SUPPLIED DATA:
(begin)

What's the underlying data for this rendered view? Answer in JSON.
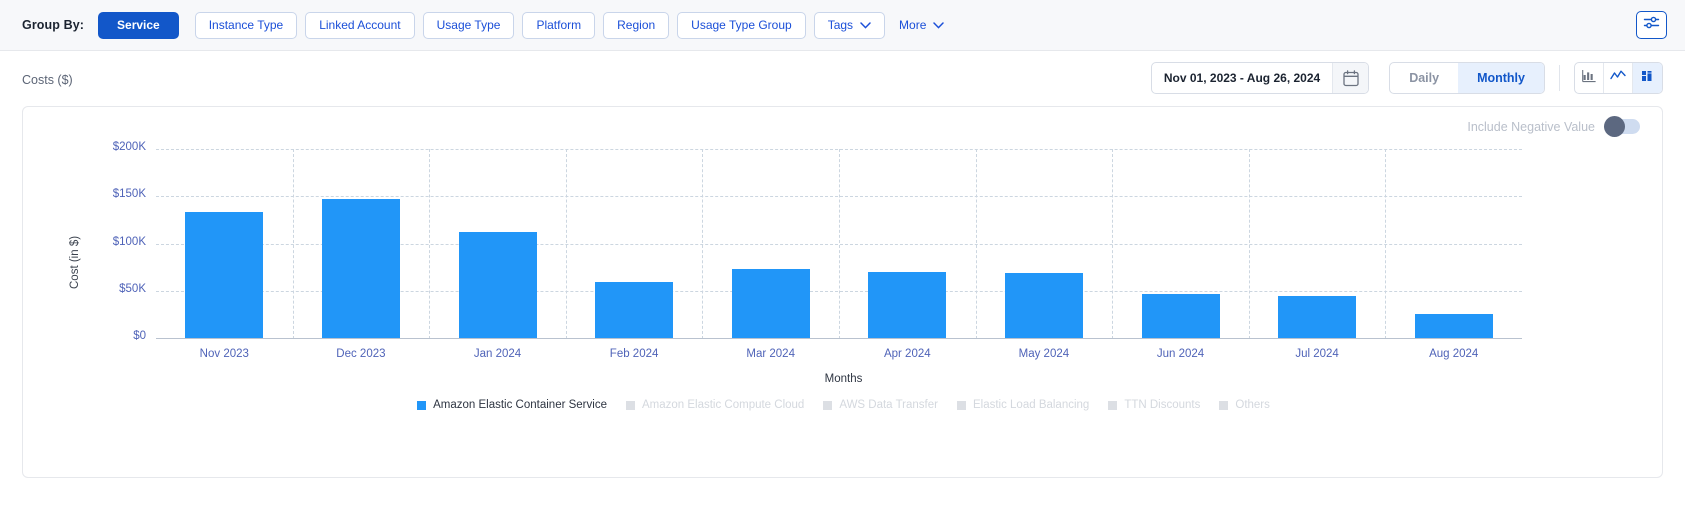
{
  "groupby": {
    "label": "Group By:",
    "active": {
      "label": "Service",
      "name": "service"
    },
    "chips": [
      {
        "label": "Instance Type",
        "name": "instance-type",
        "dropdown": false
      },
      {
        "label": "Linked Account",
        "name": "linked-account",
        "dropdown": false
      },
      {
        "label": "Usage Type",
        "name": "usage-type",
        "dropdown": false
      },
      {
        "label": "Platform",
        "name": "platform",
        "dropdown": false
      },
      {
        "label": "Region",
        "name": "region",
        "dropdown": false
      },
      {
        "label": "Usage Type Group",
        "name": "usage-type-group",
        "dropdown": false
      },
      {
        "label": "Tags",
        "name": "tags",
        "dropdown": true
      }
    ],
    "more_label": "More",
    "settings_icon": "sliders-icon"
  },
  "controls": {
    "costs_label": "Costs ($)",
    "date_range": "Nov 01, 2023 - Aug 26, 2024",
    "calendar_icon": "calendar-icon",
    "granularity": {
      "options": [
        {
          "label": "Daily",
          "name": "daily",
          "active": false
        },
        {
          "label": "Monthly",
          "name": "monthly",
          "active": true
        }
      ]
    },
    "chart_types": [
      {
        "name": "bar-chart-icon",
        "active": false
      },
      {
        "name": "line-chart-icon",
        "active": false
      },
      {
        "name": "stacked-bar-chart-icon",
        "active": true
      }
    ]
  },
  "chart_card": {
    "negative_toggle_label": "Include Negative Value",
    "negative_toggle_on": false
  },
  "chart_data": {
    "type": "bar",
    "title": "",
    "xlabel": "Months",
    "ylabel": "Cost (in $)",
    "categories": [
      "Nov 2023",
      "Dec 2023",
      "Jan 2024",
      "Feb 2024",
      "Mar 2024",
      "Apr 2024",
      "May 2024",
      "Jun 2024",
      "Jul 2024",
      "Aug 2024"
    ],
    "series": [
      {
        "name": "Amazon Elastic Container Service",
        "color": "#2196f8",
        "values": [
          133000,
          147000,
          112000,
          59000,
          73000,
          70000,
          69000,
          47000,
          44000,
          25000
        ]
      }
    ],
    "ylim": [
      0,
      200000
    ],
    "yticks": [
      "$0",
      "$50K",
      "$100K",
      "$150K",
      "$200K"
    ],
    "ytick_values": [
      0,
      50000,
      100000,
      150000,
      200000
    ],
    "grid": true,
    "legend_position": "bottom",
    "legend": [
      {
        "label": "Amazon Elastic Container Service",
        "active": true,
        "color": "#2196f8"
      },
      {
        "label": "Amazon Elastic Compute Cloud",
        "active": false,
        "color": "#dcdfe4"
      },
      {
        "label": "AWS Data Transfer",
        "active": false,
        "color": "#dcdfe4"
      },
      {
        "label": "Elastic Load Balancing",
        "active": false,
        "color": "#dcdfe4"
      },
      {
        "label": "TTN Discounts",
        "active": false,
        "color": "#dcdfe4"
      },
      {
        "label": "Others",
        "active": false,
        "color": "#dcdfe4"
      }
    ]
  }
}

(end)

AIM OF THE TASK:
State how many lines of the entries above include the word "true", offering no text other than the number.

WRITTEN RESPONSE:
5